▶ **TASK PROMPT**: Your task is to write out the complete listing exactly as it is shown.

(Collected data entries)
============
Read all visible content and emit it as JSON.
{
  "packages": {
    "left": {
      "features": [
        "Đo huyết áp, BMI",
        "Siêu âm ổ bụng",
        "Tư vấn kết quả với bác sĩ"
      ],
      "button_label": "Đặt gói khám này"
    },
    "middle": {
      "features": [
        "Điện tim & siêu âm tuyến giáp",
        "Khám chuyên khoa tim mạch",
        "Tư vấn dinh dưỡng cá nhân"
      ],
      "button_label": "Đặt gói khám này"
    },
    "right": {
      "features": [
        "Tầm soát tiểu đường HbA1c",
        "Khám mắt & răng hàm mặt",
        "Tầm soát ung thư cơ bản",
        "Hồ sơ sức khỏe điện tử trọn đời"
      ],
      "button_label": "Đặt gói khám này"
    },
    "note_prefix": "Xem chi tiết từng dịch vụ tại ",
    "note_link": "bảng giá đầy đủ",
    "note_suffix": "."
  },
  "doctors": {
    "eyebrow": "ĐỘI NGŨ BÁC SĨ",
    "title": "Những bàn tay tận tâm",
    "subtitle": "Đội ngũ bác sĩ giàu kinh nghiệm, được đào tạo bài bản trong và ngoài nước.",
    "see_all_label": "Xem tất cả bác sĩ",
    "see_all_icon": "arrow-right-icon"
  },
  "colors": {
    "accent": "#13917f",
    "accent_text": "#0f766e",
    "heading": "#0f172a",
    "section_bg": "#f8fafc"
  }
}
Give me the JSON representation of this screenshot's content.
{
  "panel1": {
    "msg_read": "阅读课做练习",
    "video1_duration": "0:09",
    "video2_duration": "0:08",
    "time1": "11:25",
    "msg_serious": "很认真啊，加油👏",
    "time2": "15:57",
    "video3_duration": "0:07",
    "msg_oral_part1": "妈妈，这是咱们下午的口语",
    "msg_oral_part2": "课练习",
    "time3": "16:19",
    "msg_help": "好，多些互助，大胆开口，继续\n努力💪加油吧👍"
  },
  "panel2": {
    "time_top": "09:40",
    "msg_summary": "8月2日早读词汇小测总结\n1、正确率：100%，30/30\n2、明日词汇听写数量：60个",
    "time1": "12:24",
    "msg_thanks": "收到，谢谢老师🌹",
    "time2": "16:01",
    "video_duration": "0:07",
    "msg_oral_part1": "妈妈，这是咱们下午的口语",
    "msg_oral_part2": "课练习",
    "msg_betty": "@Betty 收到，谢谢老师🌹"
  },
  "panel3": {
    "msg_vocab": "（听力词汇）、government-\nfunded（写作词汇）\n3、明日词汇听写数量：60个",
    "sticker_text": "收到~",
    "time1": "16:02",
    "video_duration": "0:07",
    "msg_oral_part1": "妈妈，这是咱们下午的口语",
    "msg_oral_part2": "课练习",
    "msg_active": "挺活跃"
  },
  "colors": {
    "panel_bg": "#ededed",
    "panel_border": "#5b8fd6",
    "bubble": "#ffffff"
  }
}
============
▶ **SOLUTION FOR THIS EXERCISE**:
Read all visible content and emit it as JSON.
{
  "packages": {
    "left": {
      "features": [
        "Đo huyết áp, BMI",
        "Siêu âm ổ bụng",
        "Tư vấn kết quả với bác sĩ"
      ],
      "button_label": "Đặt gói khám này"
    },
    "middle": {
      "features": [
        "Điện tim & siêu âm tuyến giáp",
        "Khám chuyên khoa tim mạch",
        "Tư vấn dinh dưỡng cá nhân"
      ],
      "button_label": "Đặt gói khám này"
    },
    "right": {
      "features": [
        "Tầm soát tiểu đường HbA1c",
        "Khám mắt & răng hàm mặt",
        "Tầm soát ung thư cơ bản",
        "Hồ sơ sức khỏe điện tử trọn đời"
      ],
      "button_label": "Đặt gói khám này"
    },
    "note_prefix": "Xem chi tiết từng dịch vụ tại ",
    "note_link": "bảng giá đầy đủ",
    "note_suffix": "."
  },
  "doctors": {
    "eyebrow": "ĐỘI NGŨ BÁC SĨ",
    "title": "Những bàn tay tận tâm",
    "subtitle": "Đội ngũ bác sĩ giàu kinh nghiệm, được đào tạo bài bản trong và ngoài nước.",
    "see_all_label": "Xem tất cả bác sĩ",
    "see_all_icon": "arrow-right-icon"
  },
  "colors": {
    "accent": "#13917f",
    "accent_text": "#0f766e",
    "heading": "#0f172a",
    "section_bg": "#f8fafc"
  }
}
Give me the JSON representation of this screenshot's content.
{
  "panel1": {
    "msg_read": "阅读课做练习",
    "video1_duration": "0:09",
    "video2_duration": "0:08",
    "time1": "11:25",
    "msg_serious": "很认真啊，加油👏",
    "time2": "15:57",
    "video3_duration": "0:07",
    "msg_oral_part1": "妈妈，这是咱们下午的口语",
    "msg_oral_part2": "课练习",
    "time3": "16:19",
    "msg_help": "好，多些互助，大胆开口，继续\n努力💪加油吧👍"
  },
  "panel2": {
    "time_top": "09:40",
    "msg_summary": "8月2日早读词汇小测总结\n1、正确率：100%，30/30\n2、明日词汇听写数量：60个",
    "time1": "12:24",
    "msg_thanks": "收到，谢谢老师🌹",
    "time2": "16:01",
    "video_duration": "0:07",
    "msg_oral_part1": "妈妈，这是咱们下午的口语",
    "msg_oral_part2": "课练习",
    "msg_betty": "@Betty 收到，谢谢老师🌹"
  },
  "panel3": {
    "msg_vocab": "（听力词汇）、government-\nfunded（写作词汇）\n3、明日词汇听写数量：60个",
    "sticker_text": "收到~",
    "time1": "16:02",
    "video_duration": "0:07",
    "msg_oral_part1": "妈妈，这是咱们下午的口语",
    "msg_oral_part2": "课练习",
    "msg_active": "挺活跃"
  },
  "colors": {
    "panel_bg": "#ededed",
    "panel_border": "#5b8fd6",
    "bubble": "#ffffff"
  }
}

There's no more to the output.